### MATERIAL PROVIDED:
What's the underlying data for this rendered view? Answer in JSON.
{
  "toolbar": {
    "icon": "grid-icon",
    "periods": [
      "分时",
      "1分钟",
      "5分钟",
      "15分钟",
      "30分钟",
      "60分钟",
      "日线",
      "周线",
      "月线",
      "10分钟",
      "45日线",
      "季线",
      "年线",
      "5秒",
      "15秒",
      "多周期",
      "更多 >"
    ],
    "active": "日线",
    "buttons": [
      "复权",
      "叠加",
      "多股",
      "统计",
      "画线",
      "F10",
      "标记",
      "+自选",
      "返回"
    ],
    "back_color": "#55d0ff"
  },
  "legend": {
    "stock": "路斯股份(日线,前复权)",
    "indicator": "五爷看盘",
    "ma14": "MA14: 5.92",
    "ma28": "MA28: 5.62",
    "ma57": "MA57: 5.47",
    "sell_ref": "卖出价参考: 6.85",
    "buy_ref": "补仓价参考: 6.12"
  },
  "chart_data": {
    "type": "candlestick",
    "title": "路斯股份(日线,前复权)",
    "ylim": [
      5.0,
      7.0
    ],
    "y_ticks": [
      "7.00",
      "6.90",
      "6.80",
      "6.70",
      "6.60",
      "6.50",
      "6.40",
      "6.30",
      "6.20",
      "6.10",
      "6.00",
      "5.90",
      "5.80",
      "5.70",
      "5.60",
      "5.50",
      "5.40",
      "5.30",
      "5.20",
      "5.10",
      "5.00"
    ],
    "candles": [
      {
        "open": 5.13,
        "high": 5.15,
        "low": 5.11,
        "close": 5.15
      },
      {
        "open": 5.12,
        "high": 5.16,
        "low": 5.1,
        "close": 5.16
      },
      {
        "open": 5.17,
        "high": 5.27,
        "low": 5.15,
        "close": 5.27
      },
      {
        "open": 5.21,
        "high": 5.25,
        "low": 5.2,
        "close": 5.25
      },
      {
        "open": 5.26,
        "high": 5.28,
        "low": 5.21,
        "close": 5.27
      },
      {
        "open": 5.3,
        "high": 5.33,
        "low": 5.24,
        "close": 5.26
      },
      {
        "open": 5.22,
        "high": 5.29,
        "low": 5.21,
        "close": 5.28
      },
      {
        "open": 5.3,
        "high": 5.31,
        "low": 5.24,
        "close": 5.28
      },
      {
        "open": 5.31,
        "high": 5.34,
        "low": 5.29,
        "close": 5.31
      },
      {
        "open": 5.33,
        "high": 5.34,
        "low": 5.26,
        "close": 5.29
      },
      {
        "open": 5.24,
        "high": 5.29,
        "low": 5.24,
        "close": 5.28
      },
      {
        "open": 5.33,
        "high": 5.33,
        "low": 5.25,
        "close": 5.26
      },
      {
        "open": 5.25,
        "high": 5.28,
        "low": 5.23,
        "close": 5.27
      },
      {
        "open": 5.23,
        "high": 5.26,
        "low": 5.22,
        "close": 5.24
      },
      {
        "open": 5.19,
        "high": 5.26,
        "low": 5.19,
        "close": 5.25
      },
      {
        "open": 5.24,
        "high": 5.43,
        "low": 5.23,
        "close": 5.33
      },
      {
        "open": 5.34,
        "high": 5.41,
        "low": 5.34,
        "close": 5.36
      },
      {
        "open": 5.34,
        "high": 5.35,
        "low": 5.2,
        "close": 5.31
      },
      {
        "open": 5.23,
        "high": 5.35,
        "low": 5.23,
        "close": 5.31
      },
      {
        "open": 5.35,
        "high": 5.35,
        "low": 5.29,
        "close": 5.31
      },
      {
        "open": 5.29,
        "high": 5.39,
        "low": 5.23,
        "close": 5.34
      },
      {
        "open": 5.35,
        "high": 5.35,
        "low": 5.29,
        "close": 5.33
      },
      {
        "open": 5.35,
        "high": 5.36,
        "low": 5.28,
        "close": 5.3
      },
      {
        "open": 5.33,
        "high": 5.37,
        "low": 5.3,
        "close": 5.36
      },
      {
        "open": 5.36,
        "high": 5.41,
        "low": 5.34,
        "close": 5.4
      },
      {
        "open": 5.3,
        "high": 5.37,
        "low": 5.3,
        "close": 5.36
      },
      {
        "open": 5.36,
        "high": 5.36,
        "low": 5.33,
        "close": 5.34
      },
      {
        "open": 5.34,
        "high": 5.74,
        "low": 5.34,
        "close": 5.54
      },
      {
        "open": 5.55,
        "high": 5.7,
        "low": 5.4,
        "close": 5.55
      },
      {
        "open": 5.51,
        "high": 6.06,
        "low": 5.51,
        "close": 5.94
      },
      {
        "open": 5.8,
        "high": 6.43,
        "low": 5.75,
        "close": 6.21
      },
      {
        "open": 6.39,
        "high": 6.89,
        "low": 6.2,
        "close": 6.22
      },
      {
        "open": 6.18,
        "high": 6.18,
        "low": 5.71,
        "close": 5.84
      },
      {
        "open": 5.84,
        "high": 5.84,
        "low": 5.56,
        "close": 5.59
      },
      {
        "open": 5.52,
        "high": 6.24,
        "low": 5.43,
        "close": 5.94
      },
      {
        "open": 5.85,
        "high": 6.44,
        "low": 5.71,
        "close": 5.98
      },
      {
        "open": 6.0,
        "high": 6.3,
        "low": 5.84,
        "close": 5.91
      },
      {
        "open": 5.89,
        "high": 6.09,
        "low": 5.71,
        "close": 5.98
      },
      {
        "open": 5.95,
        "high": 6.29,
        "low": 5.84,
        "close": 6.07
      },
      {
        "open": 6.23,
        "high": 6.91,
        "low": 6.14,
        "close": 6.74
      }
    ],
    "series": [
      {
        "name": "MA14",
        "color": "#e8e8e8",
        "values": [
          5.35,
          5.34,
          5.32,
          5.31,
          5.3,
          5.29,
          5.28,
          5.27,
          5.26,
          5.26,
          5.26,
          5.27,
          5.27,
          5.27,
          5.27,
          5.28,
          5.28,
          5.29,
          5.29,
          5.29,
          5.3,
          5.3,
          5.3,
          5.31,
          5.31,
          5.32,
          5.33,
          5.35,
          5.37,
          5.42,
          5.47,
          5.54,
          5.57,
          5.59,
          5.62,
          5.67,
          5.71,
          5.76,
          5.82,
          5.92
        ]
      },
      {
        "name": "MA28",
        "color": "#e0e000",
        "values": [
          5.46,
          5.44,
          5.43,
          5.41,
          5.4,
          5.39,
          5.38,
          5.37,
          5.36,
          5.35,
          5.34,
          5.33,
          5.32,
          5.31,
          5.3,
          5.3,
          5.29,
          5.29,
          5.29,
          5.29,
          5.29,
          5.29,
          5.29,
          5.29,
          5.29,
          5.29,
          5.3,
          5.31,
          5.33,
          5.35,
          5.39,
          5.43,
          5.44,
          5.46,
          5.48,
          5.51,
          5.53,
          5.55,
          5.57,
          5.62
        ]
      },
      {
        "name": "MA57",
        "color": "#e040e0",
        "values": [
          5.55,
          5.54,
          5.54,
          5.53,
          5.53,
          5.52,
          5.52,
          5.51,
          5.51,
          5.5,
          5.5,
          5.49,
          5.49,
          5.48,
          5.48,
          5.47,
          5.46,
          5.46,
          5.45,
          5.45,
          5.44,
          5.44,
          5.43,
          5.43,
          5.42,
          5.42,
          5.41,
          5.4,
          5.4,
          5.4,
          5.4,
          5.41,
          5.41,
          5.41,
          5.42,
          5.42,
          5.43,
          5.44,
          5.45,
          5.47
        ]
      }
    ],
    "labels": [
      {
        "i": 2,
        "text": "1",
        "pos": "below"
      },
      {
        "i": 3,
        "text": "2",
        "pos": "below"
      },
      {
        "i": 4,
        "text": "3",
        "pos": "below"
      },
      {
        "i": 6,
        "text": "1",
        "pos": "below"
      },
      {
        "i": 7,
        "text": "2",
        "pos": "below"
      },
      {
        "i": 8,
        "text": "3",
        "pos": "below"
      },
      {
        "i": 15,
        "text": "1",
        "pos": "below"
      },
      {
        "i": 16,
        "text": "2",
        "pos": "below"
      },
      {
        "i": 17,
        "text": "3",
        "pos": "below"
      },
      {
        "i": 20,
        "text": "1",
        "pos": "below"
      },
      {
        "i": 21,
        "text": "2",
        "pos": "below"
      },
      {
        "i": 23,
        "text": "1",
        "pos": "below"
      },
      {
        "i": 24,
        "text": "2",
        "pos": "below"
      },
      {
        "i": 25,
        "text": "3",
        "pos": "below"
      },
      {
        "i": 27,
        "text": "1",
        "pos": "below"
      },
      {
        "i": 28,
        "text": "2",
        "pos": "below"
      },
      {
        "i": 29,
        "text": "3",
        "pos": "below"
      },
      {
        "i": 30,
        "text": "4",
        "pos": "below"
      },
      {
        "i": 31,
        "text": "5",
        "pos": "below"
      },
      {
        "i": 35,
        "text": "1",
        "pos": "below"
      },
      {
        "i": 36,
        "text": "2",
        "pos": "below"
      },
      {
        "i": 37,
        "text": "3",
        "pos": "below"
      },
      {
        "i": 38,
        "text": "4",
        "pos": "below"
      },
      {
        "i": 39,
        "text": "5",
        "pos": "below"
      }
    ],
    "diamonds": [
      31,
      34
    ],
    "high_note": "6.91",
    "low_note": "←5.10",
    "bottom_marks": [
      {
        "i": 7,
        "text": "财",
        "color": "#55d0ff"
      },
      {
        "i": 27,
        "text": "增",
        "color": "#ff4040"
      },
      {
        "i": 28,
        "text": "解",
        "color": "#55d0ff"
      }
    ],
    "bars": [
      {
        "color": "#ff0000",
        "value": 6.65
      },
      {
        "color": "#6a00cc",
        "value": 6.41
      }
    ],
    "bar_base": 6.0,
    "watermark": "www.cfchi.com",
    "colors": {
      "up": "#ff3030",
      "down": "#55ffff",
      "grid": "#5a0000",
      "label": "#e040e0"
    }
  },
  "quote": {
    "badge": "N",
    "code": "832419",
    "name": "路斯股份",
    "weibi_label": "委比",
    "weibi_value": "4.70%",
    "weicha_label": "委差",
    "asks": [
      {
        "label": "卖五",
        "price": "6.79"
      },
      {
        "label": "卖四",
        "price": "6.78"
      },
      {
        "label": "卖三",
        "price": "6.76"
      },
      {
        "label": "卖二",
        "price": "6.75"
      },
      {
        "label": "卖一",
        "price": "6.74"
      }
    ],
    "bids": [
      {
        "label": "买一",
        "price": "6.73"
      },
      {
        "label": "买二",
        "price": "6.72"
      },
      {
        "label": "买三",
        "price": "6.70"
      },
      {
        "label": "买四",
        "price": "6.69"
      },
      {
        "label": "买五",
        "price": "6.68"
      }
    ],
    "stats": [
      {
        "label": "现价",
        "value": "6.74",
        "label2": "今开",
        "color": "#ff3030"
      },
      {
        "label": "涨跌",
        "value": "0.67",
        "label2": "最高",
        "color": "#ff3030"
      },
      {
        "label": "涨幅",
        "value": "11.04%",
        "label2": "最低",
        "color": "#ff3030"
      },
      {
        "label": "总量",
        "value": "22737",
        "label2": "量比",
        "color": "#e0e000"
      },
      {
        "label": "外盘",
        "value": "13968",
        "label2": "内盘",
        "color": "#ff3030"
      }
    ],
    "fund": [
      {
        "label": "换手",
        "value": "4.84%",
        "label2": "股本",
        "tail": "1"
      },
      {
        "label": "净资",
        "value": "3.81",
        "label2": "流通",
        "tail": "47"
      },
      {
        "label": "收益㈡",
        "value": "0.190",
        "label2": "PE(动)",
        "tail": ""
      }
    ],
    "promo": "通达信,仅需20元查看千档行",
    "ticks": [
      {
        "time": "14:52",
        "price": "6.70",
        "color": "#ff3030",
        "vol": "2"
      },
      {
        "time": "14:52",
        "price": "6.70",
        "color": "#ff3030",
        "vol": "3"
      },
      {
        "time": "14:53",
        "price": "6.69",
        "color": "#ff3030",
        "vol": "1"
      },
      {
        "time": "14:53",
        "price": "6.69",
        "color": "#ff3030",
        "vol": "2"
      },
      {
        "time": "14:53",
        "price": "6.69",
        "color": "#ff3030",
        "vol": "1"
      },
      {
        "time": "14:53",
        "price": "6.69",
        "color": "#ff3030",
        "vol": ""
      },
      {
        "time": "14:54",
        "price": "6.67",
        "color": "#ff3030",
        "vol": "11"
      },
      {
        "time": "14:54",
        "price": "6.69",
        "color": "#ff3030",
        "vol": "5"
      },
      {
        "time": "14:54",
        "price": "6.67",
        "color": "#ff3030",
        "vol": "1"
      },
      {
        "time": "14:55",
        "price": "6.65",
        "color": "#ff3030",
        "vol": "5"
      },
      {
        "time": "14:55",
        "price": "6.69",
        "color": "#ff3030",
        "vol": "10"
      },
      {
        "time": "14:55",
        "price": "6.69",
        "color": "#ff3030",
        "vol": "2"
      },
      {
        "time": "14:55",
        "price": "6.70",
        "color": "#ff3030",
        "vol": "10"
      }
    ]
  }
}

### REQUEST:
The answer is one number: how many lines of the material above contain "路斯股份".

### RESPONSE BELOW:
3